Task to complete: Present the following entries again, word for word and in full.

Exercise inputs:
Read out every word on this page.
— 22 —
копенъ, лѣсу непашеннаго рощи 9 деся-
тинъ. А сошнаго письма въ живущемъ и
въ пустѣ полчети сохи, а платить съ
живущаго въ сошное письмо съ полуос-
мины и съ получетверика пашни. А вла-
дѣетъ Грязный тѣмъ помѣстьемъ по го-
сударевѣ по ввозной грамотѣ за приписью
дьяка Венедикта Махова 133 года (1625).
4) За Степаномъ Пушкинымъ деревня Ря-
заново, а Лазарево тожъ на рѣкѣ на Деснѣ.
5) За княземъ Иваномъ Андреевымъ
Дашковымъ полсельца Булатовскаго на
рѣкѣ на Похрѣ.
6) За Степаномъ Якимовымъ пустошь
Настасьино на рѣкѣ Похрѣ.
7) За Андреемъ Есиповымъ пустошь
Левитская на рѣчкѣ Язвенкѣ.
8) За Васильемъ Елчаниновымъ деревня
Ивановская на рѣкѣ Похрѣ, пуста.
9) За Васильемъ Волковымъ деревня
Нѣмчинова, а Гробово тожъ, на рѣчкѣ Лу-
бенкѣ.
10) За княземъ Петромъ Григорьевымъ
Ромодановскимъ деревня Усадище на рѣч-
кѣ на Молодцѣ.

Result for this task:
Read out every word on this page.
— 22 —
копенъ, лѣсу непашеннаго рощи 9 деся-
тинъ. А сошнаго письма въ живущемъ и
въ пустѣ полчети сохи, а платить съ
живущаго въ сошное письмо съ полуос-
мины и съ получетверика пашни. А вла-
дѣетъ Грязный тѣмъ помѣстьемъ по го-
сударевѣ по ввозной грамотѣ за приписью
дьяка Венедикта Махова 133 года (1625).
4) За Степаномъ Пушкинымъ деревня Ря-
заново, а Лазарево тожъ на рѣкѣ на Деснѣ.
5) За княземъ Иваномъ Андреевымъ
Дашковымъ полсельца Булатовскаго на
рѣкѣ на Похрѣ.
6) За Степаномъ Якимовымъ пустошь
Настасьино на рѣкѣ Похрѣ.
7) За Андреемъ Есиповымъ пустошь
Левитская на рѣчкѣ Язвенкѣ.
8) За Васильемъ Елчаниновымъ деревня
Ивановская на рѣкѣ Похрѣ, пуста.
9) За Васильемъ Волковымъ деревня
Нѣмчинова, а Гробово тожъ, на рѣчкѣ Лу-
бенкѣ.
10) За княземъ Петромъ Григорьевымъ
Ромодановскимъ деревня Усадище на рѣч-
кѣ на Молодцѣ.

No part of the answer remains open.